Given request: Below are records to be output exactly, every one of them.

The data:
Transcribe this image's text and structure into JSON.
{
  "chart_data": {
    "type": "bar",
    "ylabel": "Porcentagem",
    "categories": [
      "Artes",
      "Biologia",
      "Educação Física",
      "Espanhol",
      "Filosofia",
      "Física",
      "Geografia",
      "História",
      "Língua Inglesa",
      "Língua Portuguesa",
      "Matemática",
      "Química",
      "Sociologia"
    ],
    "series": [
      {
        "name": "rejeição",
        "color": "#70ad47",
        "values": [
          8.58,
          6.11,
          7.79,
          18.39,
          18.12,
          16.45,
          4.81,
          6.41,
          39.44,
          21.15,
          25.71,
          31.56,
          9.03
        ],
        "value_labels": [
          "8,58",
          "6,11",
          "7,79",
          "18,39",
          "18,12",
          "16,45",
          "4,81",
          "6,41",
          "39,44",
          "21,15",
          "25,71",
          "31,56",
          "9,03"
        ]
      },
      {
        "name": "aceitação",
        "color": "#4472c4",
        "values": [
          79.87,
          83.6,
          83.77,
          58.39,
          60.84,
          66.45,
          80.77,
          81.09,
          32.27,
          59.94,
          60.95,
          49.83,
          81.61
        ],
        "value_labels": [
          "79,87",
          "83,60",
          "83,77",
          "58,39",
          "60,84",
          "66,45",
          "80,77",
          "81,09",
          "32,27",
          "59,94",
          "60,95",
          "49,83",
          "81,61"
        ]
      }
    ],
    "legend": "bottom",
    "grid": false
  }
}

Finished answer:
Transcribe this image's text and structure into JSON.
{
  "chart_data": {
    "type": "bar",
    "ylabel": "Porcentagem",
    "categories": [
      "Artes",
      "Biologia",
      "Educação Física",
      "Espanhol",
      "Filosofia",
      "Física",
      "Geografia",
      "História",
      "Língua Inglesa",
      "Língua Portuguesa",
      "Matemática",
      "Química",
      "Sociologia"
    ],
    "series": [
      {
        "name": "rejeição",
        "color": "#70ad47",
        "values": [
          8.58,
          6.11,
          7.79,
          18.39,
          18.12,
          16.45,
          4.81,
          6.41,
          39.44,
          21.15,
          25.71,
          31.56,
          9.03
        ],
        "value_labels": [
          "8,58",
          "6,11",
          "7,79",
          "18,39",
          "18,12",
          "16,45",
          "4,81",
          "6,41",
          "39,44",
          "21,15",
          "25,71",
          "31,56",
          "9,03"
        ]
      },
      {
        "name": "aceitação",
        "color": "#4472c4",
        "values": [
          79.87,
          83.6,
          83.77,
          58.39,
          60.84,
          66.45,
          80.77,
          81.09,
          32.27,
          59.94,
          60.95,
          49.83,
          81.61
        ],
        "value_labels": [
          "79,87",
          "83,60",
          "83,77",
          "58,39",
          "60,84",
          "66,45",
          "80,77",
          "81,09",
          "32,27",
          "59,94",
          "60,95",
          "49,83",
          "81,61"
        ]
      }
    ],
    "legend": "bottom",
    "grid": false
  }
}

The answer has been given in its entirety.